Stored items
********

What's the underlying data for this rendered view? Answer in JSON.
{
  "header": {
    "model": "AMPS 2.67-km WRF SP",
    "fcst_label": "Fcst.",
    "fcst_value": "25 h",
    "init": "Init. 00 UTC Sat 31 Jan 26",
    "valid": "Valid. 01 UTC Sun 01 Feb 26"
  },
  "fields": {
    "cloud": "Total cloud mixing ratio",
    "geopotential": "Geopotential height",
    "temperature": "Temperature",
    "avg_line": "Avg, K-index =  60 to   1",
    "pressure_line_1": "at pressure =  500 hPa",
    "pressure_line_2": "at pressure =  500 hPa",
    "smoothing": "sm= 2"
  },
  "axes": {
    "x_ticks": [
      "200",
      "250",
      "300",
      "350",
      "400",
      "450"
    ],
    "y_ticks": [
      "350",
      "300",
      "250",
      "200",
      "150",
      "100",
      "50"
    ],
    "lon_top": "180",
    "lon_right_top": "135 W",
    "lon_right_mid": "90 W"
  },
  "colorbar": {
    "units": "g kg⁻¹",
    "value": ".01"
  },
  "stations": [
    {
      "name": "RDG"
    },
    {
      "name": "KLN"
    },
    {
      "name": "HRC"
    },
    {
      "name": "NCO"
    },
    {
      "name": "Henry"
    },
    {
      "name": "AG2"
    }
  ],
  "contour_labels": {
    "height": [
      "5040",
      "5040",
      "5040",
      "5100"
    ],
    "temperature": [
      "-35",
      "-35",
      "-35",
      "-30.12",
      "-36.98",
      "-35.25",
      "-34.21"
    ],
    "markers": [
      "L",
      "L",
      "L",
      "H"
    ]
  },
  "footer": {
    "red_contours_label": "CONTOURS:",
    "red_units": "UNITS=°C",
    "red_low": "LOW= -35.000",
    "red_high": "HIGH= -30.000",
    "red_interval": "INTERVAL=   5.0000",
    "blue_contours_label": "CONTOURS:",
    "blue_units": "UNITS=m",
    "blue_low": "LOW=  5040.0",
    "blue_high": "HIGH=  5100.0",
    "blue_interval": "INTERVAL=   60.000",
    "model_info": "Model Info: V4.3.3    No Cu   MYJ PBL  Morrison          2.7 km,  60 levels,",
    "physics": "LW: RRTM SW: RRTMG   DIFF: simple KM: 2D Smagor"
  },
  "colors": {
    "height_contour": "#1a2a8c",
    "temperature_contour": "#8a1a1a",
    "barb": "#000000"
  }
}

********

[Given exercise] Copy the entries above exactly, leaving none out.

[Written response]
What's the underlying data for this rendered view? Answer in JSON.
{
  "header": {
    "model": "AMPS 2.67-km WRF SP",
    "fcst_label": "Fcst.",
    "fcst_value": "25 h",
    "init": "Init. 00 UTC Sat 31 Jan 26",
    "valid": "Valid. 01 UTC Sun 01 Feb 26"
  },
  "fields": {
    "cloud": "Total cloud mixing ratio",
    "geopotential": "Geopotential height",
    "temperature": "Temperature",
    "avg_line": "Avg, K-index =  60 to   1",
    "pressure_line_1": "at pressure =  500 hPa",
    "pressure_line_2": "at pressure =  500 hPa",
    "smoothing": "sm= 2"
  },
  "axes": {
    "x_ticks": [
      "200",
      "250",
      "300",
      "350",
      "400",
      "450"
    ],
    "y_ticks": [
      "350",
      "300",
      "250",
      "200",
      "150",
      "100",
      "50"
    ],
    "lon_top": "180",
    "lon_right_top": "135 W",
    "lon_right_mid": "90 W"
  },
  "colorbar": {
    "units": "g kg⁻¹",
    "value": ".01"
  },
  "stations": [
    {
      "name": "RDG"
    },
    {
      "name": "KLN"
    },
    {
      "name": "HRC"
    },
    {
      "name": "NCO"
    },
    {
      "name": "Henry"
    },
    {
      "name": "AG2"
    }
  ],
  "contour_labels": {
    "height": [
      "5040",
      "5040",
      "5040",
      "5100"
    ],
    "temperature": [
      "-35",
      "-35",
      "-35",
      "-30.12",
      "-36.98",
      "-35.25",
      "-34.21"
    ],
    "markers": [
      "L",
      "L",
      "L",
      "H"
    ]
  },
  "footer": {
    "red_contours_label": "CONTOURS:",
    "red_units": "UNITS=°C",
    "red_low": "LOW= -35.000",
    "red_high": "HIGH= -30.000",
    "red_interval": "INTERVAL=   5.0000",
    "blue_contours_label": "CONTOURS:",
    "blue_units": "UNITS=m",
    "blue_low": "LOW=  5040.0",
    "blue_high": "HIGH=  5100.0",
    "blue_interval": "INTERVAL=   60.000",
    "model_info": "Model Info: V4.3.3    No Cu   MYJ PBL  Morrison          2.7 km,  60 levels,",
    "physics": "LW: RRTM SW: RRTMG   DIFF: simple KM: 2D Smagor"
  },
  "colors": {
    "height_contour": "#1a2a8c",
    "temperature_contour": "#8a1a1a",
    "barb": "#000000"
  }
}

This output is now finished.